Newsletter on market conduct and transaction reporting issues.
May 2022
About this edition
In this Market Watch, we discuss firms’ arrangements for market abuse surveillance, drawing on our observations from engaging with small and medium-sized firms. While the topics covered apply to all firms subject to surveillance requirements under Article 16(2) of UK MAR, they may also be particularly relevant for firms with less complex business models. We also discuss some observations about obligations involving policies and procedures to counter the risk a firm is used to further financial crime, specifically criminal market abuse, as per SYSC 6.1.1R. Lastly, we discuss investigations into potential market abuse by firms’ employees and when firms should submit a STOR.
In previous Market Watch issues (48, 50 and 56), we discussed our observations from our ongoing programme of STR/STOR supervisory visits to firms. As well as visits, our supervisory work involves other types of engagement, one of which is the periodic sending of a STOR questionnaire, which we have done several times since 2014. We consider it is now helpful to discuss some of the recurrent themes and observations from the responses to the questionnaires and our subsequent follow-up work.

* _What this task involves_
Does each statement agree with the May 2022 Market Watch excerpt? Answer yes or no, and quote the deciding words.
1. The edition draws on observations from engaging with small and medium-sized firms.
2. The STOR questionnaire was first sent out in 2018.
3. Issues 48, 50 and 56 discussed observations from STR/STOR supervisory visits to firms.
Rely only on the text above.

* _Dataset extract_

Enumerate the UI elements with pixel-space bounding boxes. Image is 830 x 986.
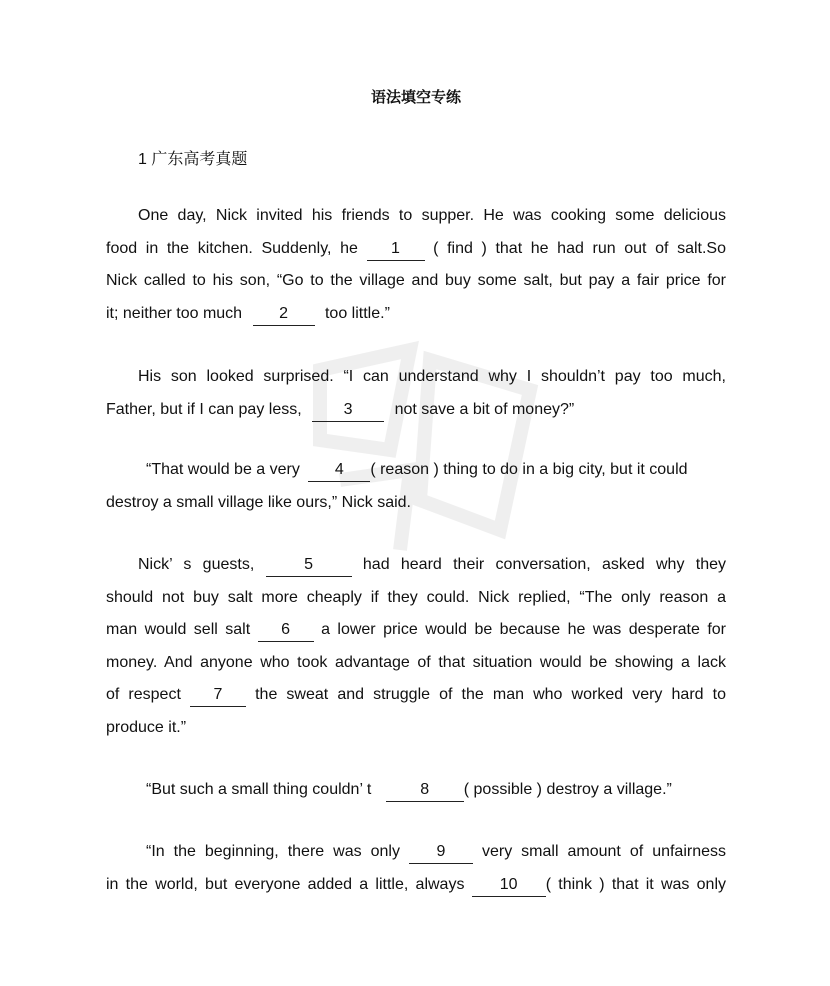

* _Finished answer_
1. Yes: "drawing on our observations from engaging with small and medium-sized firms"
2. No: "which we have done several times since 2014"
3. Yes: "In previous Market Watch issues (48, 50 and 56), we discussed our observations from our ongoing programme of STR/STOR supervisory visits to firms."